-- Begin --

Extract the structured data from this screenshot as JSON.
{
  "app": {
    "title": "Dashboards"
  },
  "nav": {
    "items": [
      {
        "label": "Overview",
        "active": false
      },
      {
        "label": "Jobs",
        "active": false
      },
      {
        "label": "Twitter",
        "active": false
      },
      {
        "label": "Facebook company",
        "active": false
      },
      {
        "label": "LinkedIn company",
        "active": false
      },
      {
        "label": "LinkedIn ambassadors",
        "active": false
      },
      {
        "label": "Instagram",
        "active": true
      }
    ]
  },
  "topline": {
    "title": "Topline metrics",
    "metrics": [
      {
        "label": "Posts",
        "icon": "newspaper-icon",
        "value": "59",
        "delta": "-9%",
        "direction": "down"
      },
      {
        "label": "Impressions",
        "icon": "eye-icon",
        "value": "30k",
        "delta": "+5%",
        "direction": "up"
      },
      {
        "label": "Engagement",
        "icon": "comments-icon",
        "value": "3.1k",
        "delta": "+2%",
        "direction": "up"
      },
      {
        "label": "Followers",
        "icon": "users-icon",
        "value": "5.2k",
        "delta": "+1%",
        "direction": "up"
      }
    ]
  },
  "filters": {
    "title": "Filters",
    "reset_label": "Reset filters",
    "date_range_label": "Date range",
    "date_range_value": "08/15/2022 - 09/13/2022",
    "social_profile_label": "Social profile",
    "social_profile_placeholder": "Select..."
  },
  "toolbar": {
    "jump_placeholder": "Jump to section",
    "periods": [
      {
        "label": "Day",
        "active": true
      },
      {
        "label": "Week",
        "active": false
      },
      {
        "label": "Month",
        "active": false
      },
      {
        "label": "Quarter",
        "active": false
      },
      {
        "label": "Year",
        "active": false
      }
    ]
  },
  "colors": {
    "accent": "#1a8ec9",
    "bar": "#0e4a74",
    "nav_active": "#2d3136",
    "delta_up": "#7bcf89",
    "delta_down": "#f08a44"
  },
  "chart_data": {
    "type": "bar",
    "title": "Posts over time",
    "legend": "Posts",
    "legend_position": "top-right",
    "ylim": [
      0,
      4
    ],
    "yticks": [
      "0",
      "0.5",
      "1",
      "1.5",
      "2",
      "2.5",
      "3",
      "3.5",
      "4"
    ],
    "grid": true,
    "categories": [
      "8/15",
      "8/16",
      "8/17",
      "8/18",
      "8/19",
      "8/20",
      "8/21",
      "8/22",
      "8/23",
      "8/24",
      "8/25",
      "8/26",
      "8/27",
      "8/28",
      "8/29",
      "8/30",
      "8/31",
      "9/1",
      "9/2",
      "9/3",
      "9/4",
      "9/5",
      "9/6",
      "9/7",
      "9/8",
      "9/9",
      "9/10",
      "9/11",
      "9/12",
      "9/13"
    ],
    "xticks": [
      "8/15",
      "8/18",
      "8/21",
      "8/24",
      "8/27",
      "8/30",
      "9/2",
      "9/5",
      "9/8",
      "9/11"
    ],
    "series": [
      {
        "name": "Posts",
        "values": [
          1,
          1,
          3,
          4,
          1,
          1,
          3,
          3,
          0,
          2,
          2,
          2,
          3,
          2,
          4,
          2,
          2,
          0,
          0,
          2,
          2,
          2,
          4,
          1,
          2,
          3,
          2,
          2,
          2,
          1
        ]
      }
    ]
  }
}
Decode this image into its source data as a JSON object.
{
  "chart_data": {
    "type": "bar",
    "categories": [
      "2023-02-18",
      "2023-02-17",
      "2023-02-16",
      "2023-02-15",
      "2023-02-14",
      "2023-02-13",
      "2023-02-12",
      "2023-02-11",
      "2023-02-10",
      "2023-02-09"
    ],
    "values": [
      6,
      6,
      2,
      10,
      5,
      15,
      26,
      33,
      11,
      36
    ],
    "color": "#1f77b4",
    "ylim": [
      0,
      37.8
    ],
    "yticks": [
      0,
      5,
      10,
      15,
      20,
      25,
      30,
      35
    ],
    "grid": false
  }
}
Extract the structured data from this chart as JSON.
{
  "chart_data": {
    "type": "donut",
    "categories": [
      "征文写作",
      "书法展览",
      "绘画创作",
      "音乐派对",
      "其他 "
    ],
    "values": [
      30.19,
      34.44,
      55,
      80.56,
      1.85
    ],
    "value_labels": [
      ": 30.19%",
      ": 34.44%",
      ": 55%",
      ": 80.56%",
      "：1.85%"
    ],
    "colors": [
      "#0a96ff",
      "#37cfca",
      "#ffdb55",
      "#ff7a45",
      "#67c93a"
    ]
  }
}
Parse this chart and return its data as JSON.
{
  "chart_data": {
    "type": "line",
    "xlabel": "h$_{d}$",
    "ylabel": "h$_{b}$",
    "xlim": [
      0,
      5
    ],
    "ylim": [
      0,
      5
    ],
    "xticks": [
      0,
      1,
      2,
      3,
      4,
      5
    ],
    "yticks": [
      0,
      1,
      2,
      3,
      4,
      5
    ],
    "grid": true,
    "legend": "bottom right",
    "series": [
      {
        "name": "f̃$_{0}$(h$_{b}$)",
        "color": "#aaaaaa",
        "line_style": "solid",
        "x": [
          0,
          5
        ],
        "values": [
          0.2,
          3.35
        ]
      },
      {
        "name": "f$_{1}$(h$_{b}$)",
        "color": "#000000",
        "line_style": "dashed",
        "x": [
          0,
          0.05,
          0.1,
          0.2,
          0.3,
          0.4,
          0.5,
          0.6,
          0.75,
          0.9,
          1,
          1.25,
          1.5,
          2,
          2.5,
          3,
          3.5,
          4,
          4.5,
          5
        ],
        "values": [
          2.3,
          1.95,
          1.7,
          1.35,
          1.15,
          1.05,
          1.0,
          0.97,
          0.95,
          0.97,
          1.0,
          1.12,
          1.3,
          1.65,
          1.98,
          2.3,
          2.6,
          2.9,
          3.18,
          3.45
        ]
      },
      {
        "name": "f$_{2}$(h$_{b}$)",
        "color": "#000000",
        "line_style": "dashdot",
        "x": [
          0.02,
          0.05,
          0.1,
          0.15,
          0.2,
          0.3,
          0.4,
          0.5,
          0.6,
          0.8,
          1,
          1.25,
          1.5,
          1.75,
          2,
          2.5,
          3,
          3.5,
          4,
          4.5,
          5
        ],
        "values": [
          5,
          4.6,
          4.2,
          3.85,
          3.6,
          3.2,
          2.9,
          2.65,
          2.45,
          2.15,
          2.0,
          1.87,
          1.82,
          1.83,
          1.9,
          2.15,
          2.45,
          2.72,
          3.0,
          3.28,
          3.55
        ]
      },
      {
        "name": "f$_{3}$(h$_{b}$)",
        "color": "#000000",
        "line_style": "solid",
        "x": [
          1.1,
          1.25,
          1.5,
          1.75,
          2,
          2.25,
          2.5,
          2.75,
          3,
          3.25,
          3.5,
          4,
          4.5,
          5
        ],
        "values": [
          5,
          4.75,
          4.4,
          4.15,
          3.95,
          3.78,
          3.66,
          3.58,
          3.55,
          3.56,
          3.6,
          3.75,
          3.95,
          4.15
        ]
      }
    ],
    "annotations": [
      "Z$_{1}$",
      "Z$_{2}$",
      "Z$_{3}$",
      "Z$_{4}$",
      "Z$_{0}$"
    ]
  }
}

-- End --

What is expected → Scan the material for lines with the word "Extract", and copy each line you find.

Result of the exercise →
Extract the structured data from this screenshot as JSON.
Extract the structured data from this chart as JSON.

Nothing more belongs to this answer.